▼

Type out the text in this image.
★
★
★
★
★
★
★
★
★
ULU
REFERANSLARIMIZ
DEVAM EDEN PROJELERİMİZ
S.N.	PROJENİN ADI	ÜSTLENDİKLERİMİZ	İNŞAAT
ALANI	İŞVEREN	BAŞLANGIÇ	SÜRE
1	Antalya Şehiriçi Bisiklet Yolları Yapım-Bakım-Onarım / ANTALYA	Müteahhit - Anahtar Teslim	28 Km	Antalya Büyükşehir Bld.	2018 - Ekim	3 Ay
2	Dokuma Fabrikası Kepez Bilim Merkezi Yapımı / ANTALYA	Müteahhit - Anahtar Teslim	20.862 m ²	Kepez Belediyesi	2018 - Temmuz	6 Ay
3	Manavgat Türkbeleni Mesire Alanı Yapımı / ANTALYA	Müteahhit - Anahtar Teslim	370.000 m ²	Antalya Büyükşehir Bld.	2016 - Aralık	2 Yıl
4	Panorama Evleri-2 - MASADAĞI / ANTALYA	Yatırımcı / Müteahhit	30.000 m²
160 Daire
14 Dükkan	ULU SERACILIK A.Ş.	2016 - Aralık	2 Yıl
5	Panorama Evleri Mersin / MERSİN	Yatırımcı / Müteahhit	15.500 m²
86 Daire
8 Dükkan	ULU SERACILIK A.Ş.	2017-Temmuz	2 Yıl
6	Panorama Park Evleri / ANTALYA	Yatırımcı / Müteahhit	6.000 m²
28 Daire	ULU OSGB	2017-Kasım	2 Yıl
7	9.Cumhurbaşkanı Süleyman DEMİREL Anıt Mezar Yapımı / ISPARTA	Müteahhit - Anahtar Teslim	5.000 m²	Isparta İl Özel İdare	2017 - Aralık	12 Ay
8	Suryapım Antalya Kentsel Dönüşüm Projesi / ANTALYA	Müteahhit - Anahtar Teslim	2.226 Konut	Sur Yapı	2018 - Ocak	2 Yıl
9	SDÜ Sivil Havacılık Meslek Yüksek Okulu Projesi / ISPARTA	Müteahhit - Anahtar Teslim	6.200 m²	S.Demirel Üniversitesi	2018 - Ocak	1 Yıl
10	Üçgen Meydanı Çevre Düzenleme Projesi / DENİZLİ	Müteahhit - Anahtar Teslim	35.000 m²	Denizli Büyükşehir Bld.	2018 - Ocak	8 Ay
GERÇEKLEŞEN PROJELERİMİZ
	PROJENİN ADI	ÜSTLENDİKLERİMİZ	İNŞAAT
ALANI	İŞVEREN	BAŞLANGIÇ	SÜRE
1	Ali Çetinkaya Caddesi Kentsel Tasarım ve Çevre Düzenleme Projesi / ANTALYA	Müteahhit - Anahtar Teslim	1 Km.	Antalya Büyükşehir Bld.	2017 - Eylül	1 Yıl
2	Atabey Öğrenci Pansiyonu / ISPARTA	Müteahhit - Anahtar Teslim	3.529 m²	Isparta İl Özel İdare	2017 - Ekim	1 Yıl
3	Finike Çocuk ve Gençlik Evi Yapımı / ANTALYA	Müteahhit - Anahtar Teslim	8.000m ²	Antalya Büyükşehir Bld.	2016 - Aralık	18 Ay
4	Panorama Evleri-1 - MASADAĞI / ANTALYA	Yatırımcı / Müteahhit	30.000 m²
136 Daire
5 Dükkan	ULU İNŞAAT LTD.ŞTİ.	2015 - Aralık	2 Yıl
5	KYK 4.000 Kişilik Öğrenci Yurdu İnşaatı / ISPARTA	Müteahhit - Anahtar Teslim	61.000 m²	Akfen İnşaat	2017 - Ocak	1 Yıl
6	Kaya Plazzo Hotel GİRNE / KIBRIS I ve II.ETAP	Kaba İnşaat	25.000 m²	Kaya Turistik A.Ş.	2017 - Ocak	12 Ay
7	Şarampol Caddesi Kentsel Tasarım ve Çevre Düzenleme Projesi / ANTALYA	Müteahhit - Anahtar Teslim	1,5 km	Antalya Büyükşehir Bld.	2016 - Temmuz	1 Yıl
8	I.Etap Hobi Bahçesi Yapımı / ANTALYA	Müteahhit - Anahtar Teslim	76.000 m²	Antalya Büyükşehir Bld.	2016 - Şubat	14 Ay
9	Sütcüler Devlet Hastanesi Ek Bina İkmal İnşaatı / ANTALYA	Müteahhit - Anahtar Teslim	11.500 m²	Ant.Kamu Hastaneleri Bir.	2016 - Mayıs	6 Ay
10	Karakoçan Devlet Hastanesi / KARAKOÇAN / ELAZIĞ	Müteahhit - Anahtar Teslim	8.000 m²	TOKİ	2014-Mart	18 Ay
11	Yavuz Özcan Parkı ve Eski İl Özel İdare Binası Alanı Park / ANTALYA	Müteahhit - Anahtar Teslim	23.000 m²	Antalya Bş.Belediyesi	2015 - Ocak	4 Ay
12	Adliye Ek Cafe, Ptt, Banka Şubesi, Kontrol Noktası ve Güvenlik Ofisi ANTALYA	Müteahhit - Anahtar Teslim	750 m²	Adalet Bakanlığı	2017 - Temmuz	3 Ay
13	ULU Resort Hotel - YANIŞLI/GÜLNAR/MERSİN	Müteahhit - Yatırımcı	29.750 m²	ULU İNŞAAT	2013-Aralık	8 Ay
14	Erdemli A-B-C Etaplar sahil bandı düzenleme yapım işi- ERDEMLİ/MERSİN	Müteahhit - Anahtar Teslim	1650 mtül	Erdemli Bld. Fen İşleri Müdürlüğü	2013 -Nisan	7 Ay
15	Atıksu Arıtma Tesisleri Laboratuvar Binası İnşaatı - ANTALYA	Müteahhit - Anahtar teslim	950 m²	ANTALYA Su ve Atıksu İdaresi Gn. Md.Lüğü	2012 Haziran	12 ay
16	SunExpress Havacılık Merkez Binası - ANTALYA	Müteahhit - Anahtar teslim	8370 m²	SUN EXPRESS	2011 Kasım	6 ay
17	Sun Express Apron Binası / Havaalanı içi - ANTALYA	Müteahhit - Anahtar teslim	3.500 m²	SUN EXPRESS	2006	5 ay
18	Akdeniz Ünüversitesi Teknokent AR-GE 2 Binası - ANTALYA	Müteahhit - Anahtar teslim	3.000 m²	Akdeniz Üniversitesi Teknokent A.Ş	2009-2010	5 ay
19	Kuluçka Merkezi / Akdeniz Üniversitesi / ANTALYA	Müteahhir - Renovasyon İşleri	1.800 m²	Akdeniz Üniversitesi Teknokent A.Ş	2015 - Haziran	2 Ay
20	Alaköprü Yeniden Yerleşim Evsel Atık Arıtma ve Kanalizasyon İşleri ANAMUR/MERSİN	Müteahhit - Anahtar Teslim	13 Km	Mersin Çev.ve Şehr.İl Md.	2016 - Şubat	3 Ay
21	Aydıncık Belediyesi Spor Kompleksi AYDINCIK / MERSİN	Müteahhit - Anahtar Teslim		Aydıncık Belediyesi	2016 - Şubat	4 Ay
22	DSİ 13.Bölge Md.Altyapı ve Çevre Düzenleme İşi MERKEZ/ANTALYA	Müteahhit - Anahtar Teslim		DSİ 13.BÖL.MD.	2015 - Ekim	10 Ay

▲

* Work to complete *
Identify and copy lines that hold the string "Hastanesi".

* Answer in full *
9	Sütcüler Devlet Hastanesi Ek Bina İkmal İnşaatı / ANTALYA	Müteahhit - Anahtar Teslim	11.500 m²	Ant.Kamu Hastaneleri Bir.	2016 - Mayıs	6 Ay
10	Karakoçan Devlet Hastanesi / KARAKOÇAN / ELAZIĞ	Müteahhit - Anahtar Teslim	8.000 m²	TOKİ	2014-Mart	18 Ay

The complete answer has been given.